§ **DO THIS**:
Leave out the images and repeat the listing below without a single change.

■ ■ ■ ■ ■

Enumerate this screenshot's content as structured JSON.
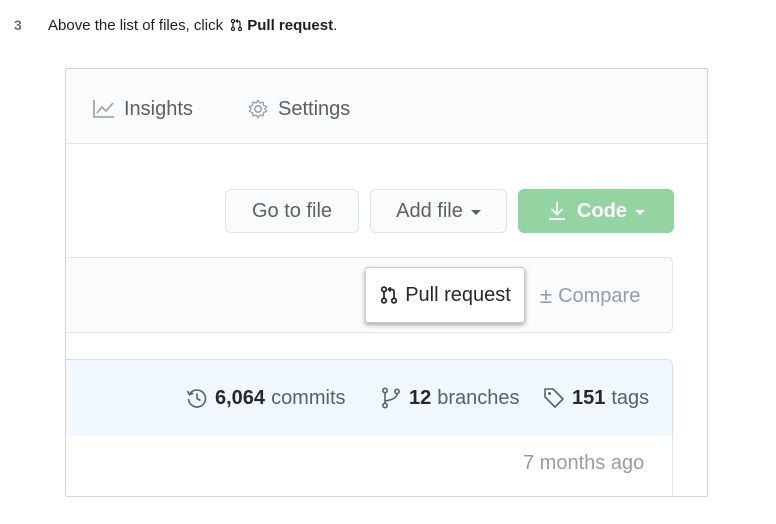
{
  "step": {
    "number": "3",
    "text_before": "Above the list of files, click",
    "bold_label": "Pull request",
    "text_after": "."
  },
  "nav": {
    "insights_label": "Insights",
    "settings_label": "Settings"
  },
  "toolbar": {
    "goto_file_label": "Go to file",
    "add_file_label": "Add file",
    "code_label": "Code",
    "code_color": "#94d3a2"
  },
  "compare_bar": {
    "pull_request_label": "Pull request",
    "compare_label": "Compare"
  },
  "stats": {
    "commits_count": "6,064",
    "commits_label": "commits",
    "branches_count": "12",
    "branches_label": "branches",
    "tags_count": "151",
    "tags_label": "tags"
  },
  "latest": {
    "time_ago": "7 months ago"
  },
  "icons": {
    "insights": "graph-icon",
    "settings": "gear-icon",
    "code": "download-icon",
    "pull_request": "git-pull-request-icon",
    "commits": "history-icon",
    "branches": "git-branch-icon",
    "tags": "tag-icon"
  }
}
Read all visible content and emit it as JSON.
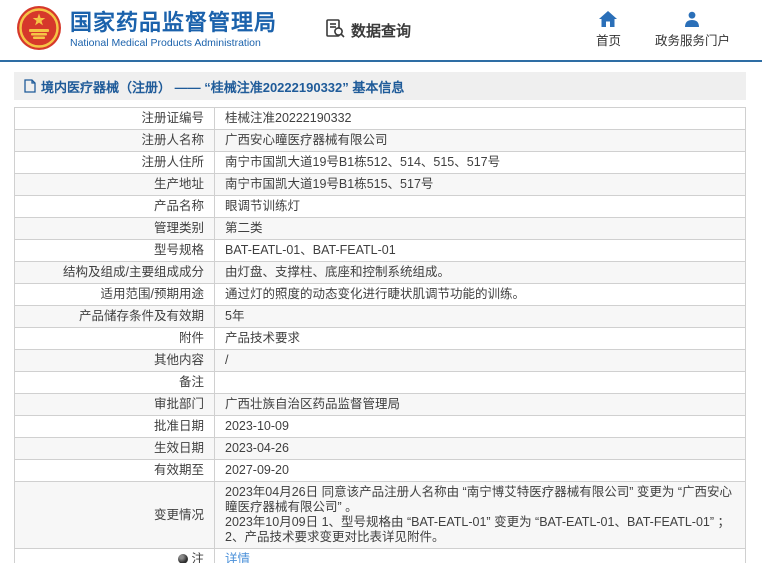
{
  "header": {
    "logo": {
      "icon": "nmpa-emblem",
      "title_cn": "国家药品监督管理局",
      "title_en": "National Medical Products Administration"
    },
    "data_query_label": "数据查询",
    "nav": [
      {
        "icon": "home-icon",
        "label": "首页"
      },
      {
        "icon": "user-icon",
        "label": "政务服务门户"
      }
    ]
  },
  "breadcrumb": {
    "text": "境内医疗器械（注册） —— “桂械注准20222190332” 基本信息"
  },
  "table": {
    "rows": [
      {
        "label": "注册证编号",
        "value": "桂械注准20222190332"
      },
      {
        "label": "注册人名称",
        "value": "广西安心瞳医疗器械有限公司"
      },
      {
        "label": "注册人住所",
        "value": "南宁市国凯大道19号B1栋512、514、515、517号"
      },
      {
        "label": "生产地址",
        "value": "南宁市国凯大道19号B1栋515、517号"
      },
      {
        "label": "产品名称",
        "value": "眼调节训练灯"
      },
      {
        "label": "管理类别",
        "value": "第二类"
      },
      {
        "label": "型号规格",
        "value": "BAT-EATL-01、BAT-FEATL-01"
      },
      {
        "label": "结构及组成/主要组成成分",
        "value": "由灯盘、支撑柱、底座和控制系统组成。"
      },
      {
        "label": "适用范围/预期用途",
        "value": "通过灯的照度的动态变化进行睫状肌调节功能的训练。"
      },
      {
        "label": "产品储存条件及有效期",
        "value": "5年"
      },
      {
        "label": "附件",
        "value": "产品技术要求"
      },
      {
        "label": "其他内容",
        "value": "/"
      },
      {
        "label": "备注",
        "value": ""
      },
      {
        "label": "审批部门",
        "value": "广西壮族自治区药品监督管理局"
      },
      {
        "label": "批准日期",
        "value": "2023-10-09"
      },
      {
        "label": "生效日期",
        "value": "2023-04-26"
      },
      {
        "label": "有效期至",
        "value": "2027-09-20"
      },
      {
        "label": "变更情况",
        "value": [
          "2023年04月26日 同意该产品注册人名称由 “南宁博艾特医疗器械有限公司” 变更为 “广西安心瞳医疗器械有限公司” 。",
          "2023年10月09日 1、型号规格由 “BAT-EATL-01” 变更为 “BAT-EATL-01、BAT-FEATL-01” ；2、产品技术要求变更对比表详见附件。"
        ]
      },
      {
        "label": "注",
        "label_icon": "note-bullet-icon",
        "value": "详情",
        "link": true
      }
    ]
  },
  "colors": {
    "brand_blue": "#1b62ac",
    "nav_icon_blue": "#2a6fb8",
    "separator_blue": "#2e6da4",
    "breadcrumb_text": "#1f5b99",
    "breadcrumb_bg": "#efefef",
    "link_blue": "#4a90d9",
    "row_alt_bg": "#f7f7f7",
    "table_border": "#d0d0d0",
    "emblem_red": "#d6382b",
    "emblem_gold": "#f5c445"
  }
}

■ ■ ■ ■ ■

§ **CORRECT ANSWER**:
Enumerate this screenshot's content as structured JSON.
{
  "step": {
    "number": "3",
    "text_before": "Above the list of files, click",
    "bold_label": "Pull request",
    "text_after": "."
  },
  "nav": {
    "insights_label": "Insights",
    "settings_label": "Settings"
  },
  "toolbar": {
    "goto_file_label": "Go to file",
    "add_file_label": "Add file",
    "code_label": "Code",
    "code_color": "#94d3a2"
  },
  "compare_bar": {
    "pull_request_label": "Pull request",
    "compare_label": "Compare"
  },
  "stats": {
    "commits_count": "6,064",
    "commits_label": "commits",
    "branches_count": "12",
    "branches_label": "branches",
    "tags_count": "151",
    "tags_label": "tags"
  },
  "latest": {
    "time_ago": "7 months ago"
  },
  "icons": {
    "insights": "graph-icon",
    "settings": "gear-icon",
    "code": "download-icon",
    "pull_request": "git-pull-request-icon",
    "commits": "history-icon",
    "branches": "git-branch-icon",
    "tags": "tag-icon"
  }
}
Read all visible content and emit it as JSON.
{
  "header": {
    "logo": {
      "icon": "nmpa-emblem",
      "title_cn": "国家药品监督管理局",
      "title_en": "National Medical Products Administration"
    },
    "data_query_label": "数据查询",
    "nav": [
      {
        "icon": "home-icon",
        "label": "首页"
      },
      {
        "icon": "user-icon",
        "label": "政务服务门户"
      }
    ]
  },
  "breadcrumb": {
    "text": "境内医疗器械（注册） —— “桂械注准20222190332” 基本信息"
  },
  "table": {
    "rows": [
      {
        "label": "注册证编号",
        "value": "桂械注准20222190332"
      },
      {
        "label": "注册人名称",
        "value": "广西安心瞳医疗器械有限公司"
      },
      {
        "label": "注册人住所",
        "value": "南宁市国凯大道19号B1栋512、514、515、517号"
      },
      {
        "label": "生产地址",
        "value": "南宁市国凯大道19号B1栋515、517号"
      },
      {
        "label": "产品名称",
        "value": "眼调节训练灯"
      },
      {
        "label": "管理类别",
        "value": "第二类"
      },
      {
        "label": "型号规格",
        "value": "BAT-EATL-01、BAT-FEATL-01"
      },
      {
        "label": "结构及组成/主要组成成分",
        "value": "由灯盘、支撑柱、底座和控制系统组成。"
      },
      {
        "label": "适用范围/预期用途",
        "value": "通过灯的照度的动态变化进行睫状肌调节功能的训练。"
      },
      {
        "label": "产品储存条件及有效期",
        "value": "5年"
      },
      {
        "label": "附件",
        "value": "产品技术要求"
      },
      {
        "label": "其他内容",
        "value": "/"
      },
      {
        "label": "备注",
        "value": ""
      },
      {
        "label": "审批部门",
        "value": "广西壮族自治区药品监督管理局"
      },
      {
        "label": "批准日期",
        "value": "2023-10-09"
      },
      {
        "label": "生效日期",
        "value": "2023-04-26"
      },
      {
        "label": "有效期至",
        "value": "2027-09-20"
      },
      {
        "label": "变更情况",
        "value": [
          "2023年04月26日 同意该产品注册人名称由 “南宁博艾特医疗器械有限公司” 变更为 “广西安心瞳医疗器械有限公司” 。",
          "2023年10月09日 1、型号规格由 “BAT-EATL-01” 变更为 “BAT-EATL-01、BAT-FEATL-01” ；2、产品技术要求变更对比表详见附件。"
        ]
      },
      {
        "label": "注",
        "label_icon": "note-bullet-icon",
        "value": "详情",
        "link": true
      }
    ]
  },
  "colors": {
    "brand_blue": "#1b62ac",
    "nav_icon_blue": "#2a6fb8",
    "separator_blue": "#2e6da4",
    "breadcrumb_text": "#1f5b99",
    "breadcrumb_bg": "#efefef",
    "link_blue": "#4a90d9",
    "row_alt_bg": "#f7f7f7",
    "table_border": "#d0d0d0",
    "emblem_red": "#d6382b",
    "emblem_gold": "#f5c445"
  }
}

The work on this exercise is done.